## PROBLEM DESCRIPTION
Check every line of the entries that follow, and copy the ones containing "бюро".

## STORED DATA
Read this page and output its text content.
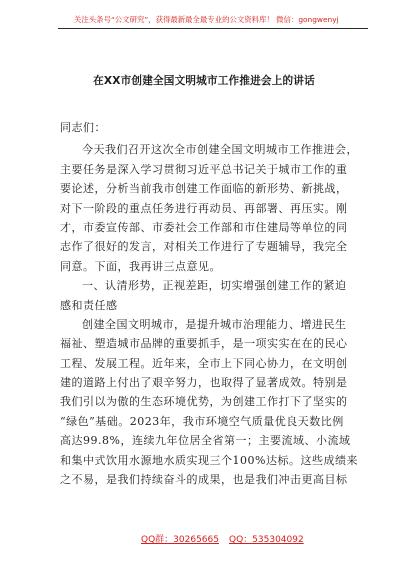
关注头条号“公文研究”，获得最新最全最专业的公文资料库！ 微信：gongwenyj
在XX市创建全国文明城市工作推进会上的讲话
同志们：
今天我们召开这次全市创建全国文明城市工作推进会，
主要任务是深入学习贯彻习近平总书记关于城市工作的重
要论述，分析当前我市创建工作面临的新形势、新挑战，
对下一阶段的重点任务进行再动员、再部署、再压实。刚
才，市委宣传部、市委社会工作部和市住建局等单位的同
志作了很好的发言，对相关工作进行了专题辅导，我完全
同意。下面，我再讲三点意见。
一、认清形势，正视差距，切实增强创建工作的紧迫
感和责任感
创建全国文明城市，是提升城市治理能力、增进民生
福祉、塑造城市品牌的重要抓手，是一项实实在在的民心
工程、发展工程。近年来，全市上下同心协力，在文明创
建的道路上付出了艰辛努力，也取得了显著成效。特别是
我们引以为傲的生态环境优势，为创建工作打下了坚实的
“绿色”基础。2023年，我市环境空气质量优良天数比例
高达99.8%，连续九年位居全省第一；主要流域、小流域
和集中式饮用水源地水质实现三个100%达标。这些成绩来
之不易，是我们持续奋斗的成果，也是我们冲击更高目标
QQ群：30265665 QQ：535304092
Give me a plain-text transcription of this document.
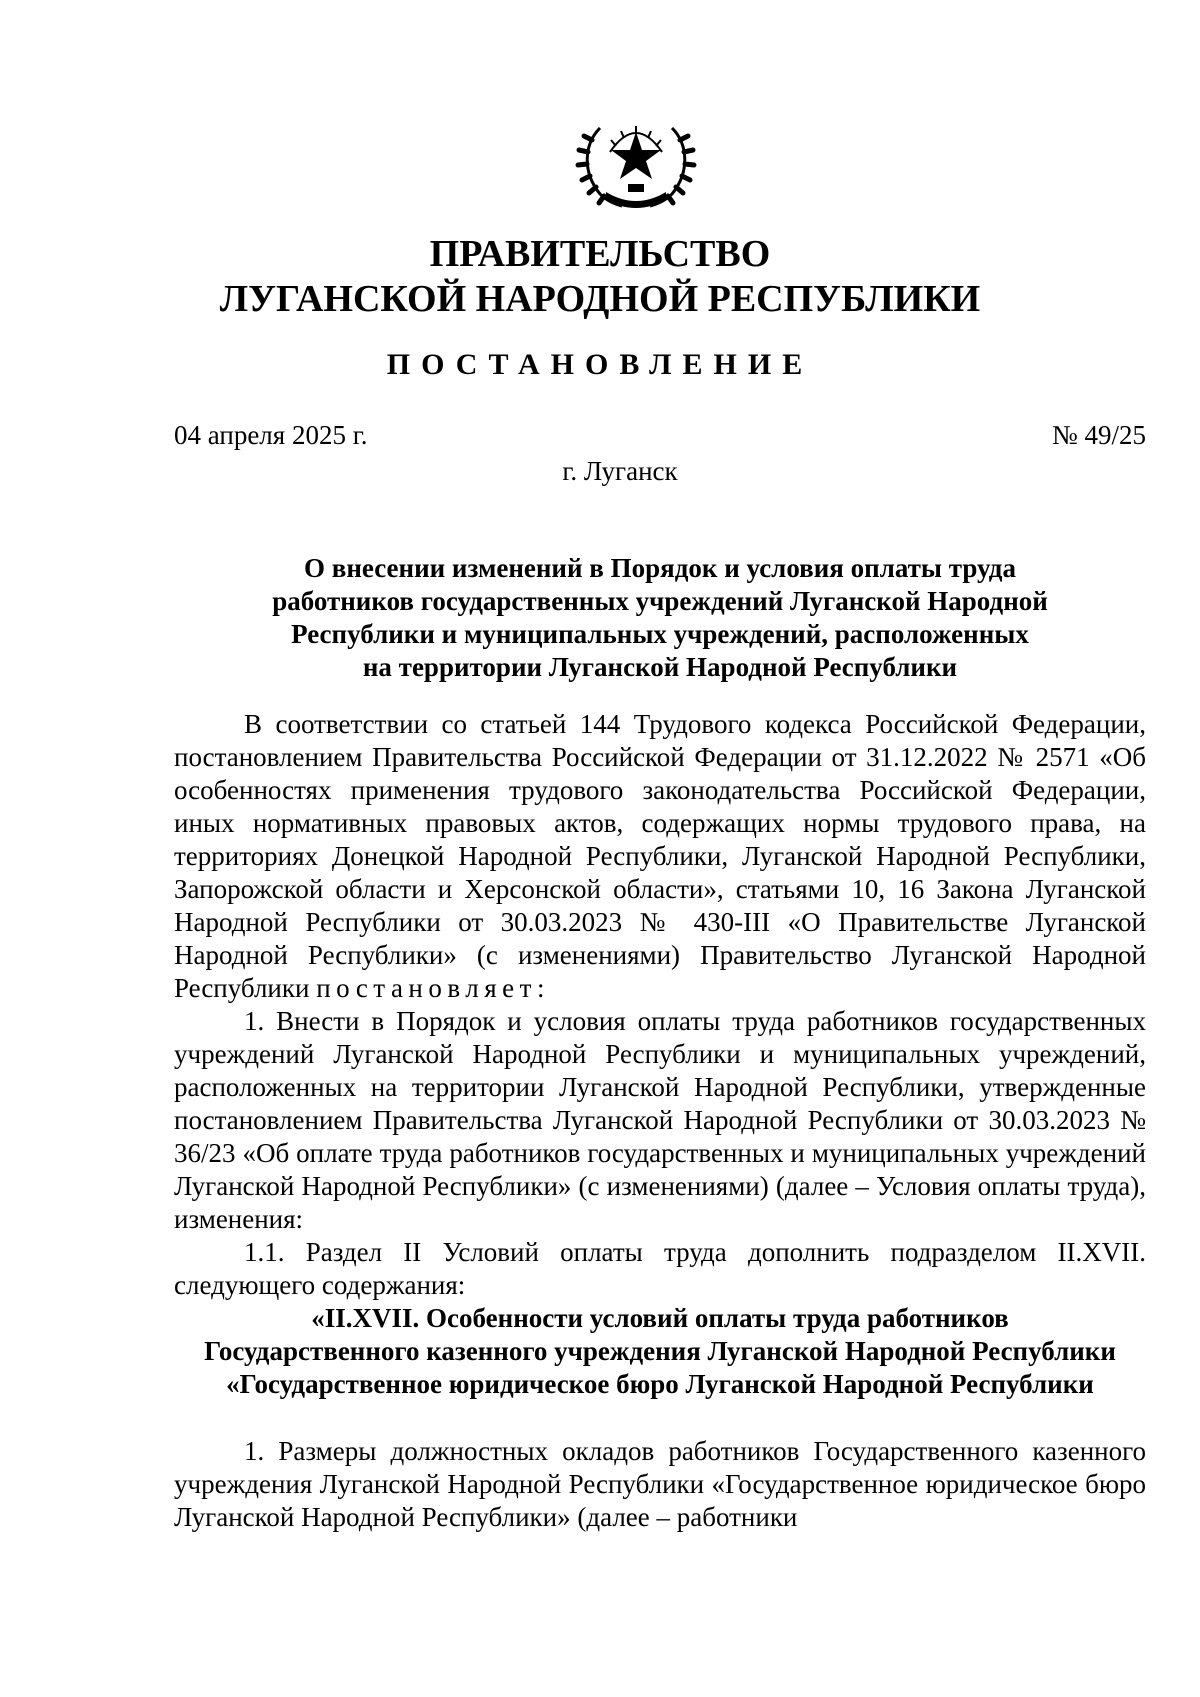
ПРАВИТЕЛЬСТВО
ЛУГАНСКОЙ НАРОДНОЙ РЕСПУБЛИКИ
ПОСТАНОВЛЕНИЕ
04 апреля 2025 г.	№ 49/25
г. Луганск
О внесении изменений в Порядок и условия оплаты труда
работников государственных учреждений Луганской Народной
Республики и муниципальных учреждений, расположенных
на территории Луганской Народной Республики

В соответствии со статьей 144 Трудового кодекса Российской Федерации, постановлением Правительства Российской Федерации от 31.12.2022 № 2571 «Об особенностях применения трудового законодательства Российской Федерации, иных нормативных правовых актов, содержащих нормы трудового права, на территориях Донецкой Народной Республики, Луганской Народной Республики, Запорожской области и Херсонской области», статьями 10, 16 Закона Луганской Народной Республики от 30.03.2023 № 430-III «О Правительстве Луганской Народной Республики» (с изменениями) Правительство Луганской Народной Республики постановляет:

1. Внести в Порядок и условия оплаты труда работников государственных учреждений Луганской Народной Республики и муниципальных учреждений, расположенных на территории Луганской Народной Республики, утвержденные постановлением Правительства Луганской Народной Республики от 30.03.2023 № 36/23 «Об оплате труда работников государственных и муниципальных учреждений Луганской Народной Республики» (с изменениями) (далее – Условия оплаты труда), изменения:

1.1. Раздел II Условий оплаты труда дополнить подразделом II.XVII. следующего содержания:

«II.XVII. Особенности условий оплаты труда работников
Государственного казенного учреждения Луганской Народной Республики
«Государственное юридическое бюро Луганской Народной Республики

1. Размеры должностных окладов работников Государственного казенного учреждения Луганской Народной Республики «Государственное юридическое бюро Луганской Народной Республики» (далее – работники
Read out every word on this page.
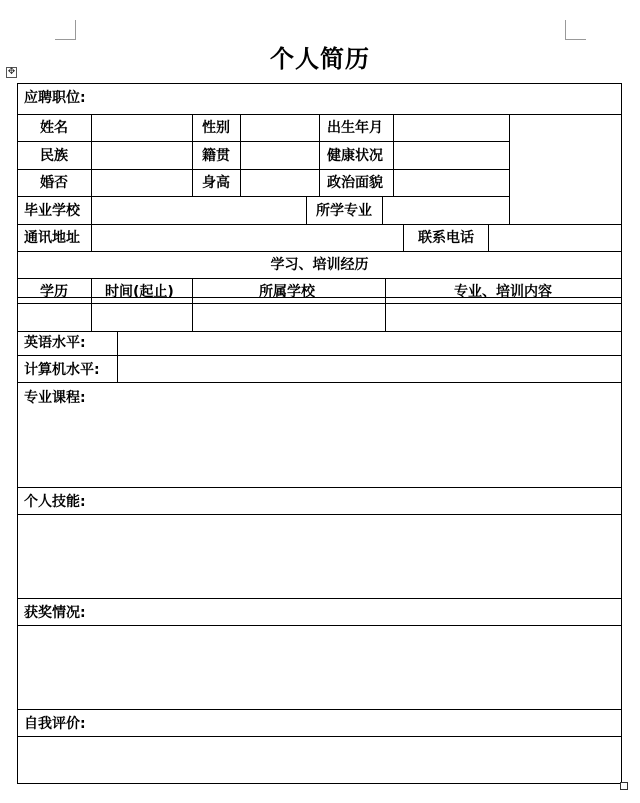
✥	个人简历
应聘职位:
姓名	性别	出生年月
民族	籍贯	健康状况
婚否	身高	政治面貌
毕业学校	所学专业
通讯地址	联系电话
学习、培训经历
学历	时间(起止)	所属学校	专业、培训内容
英语水平:
计算机水平:
专业课程:
个人技能:
获奖情况:
自我评价:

## OUTPUT
«Государственное юридическое бюро Луганской Народной Республики
1. Размеры должностных окладов работников Государственного казенного учреждения Луганской Народной Республики «Государственное юридическое бюро Луганской Народной Республики» (далее – работники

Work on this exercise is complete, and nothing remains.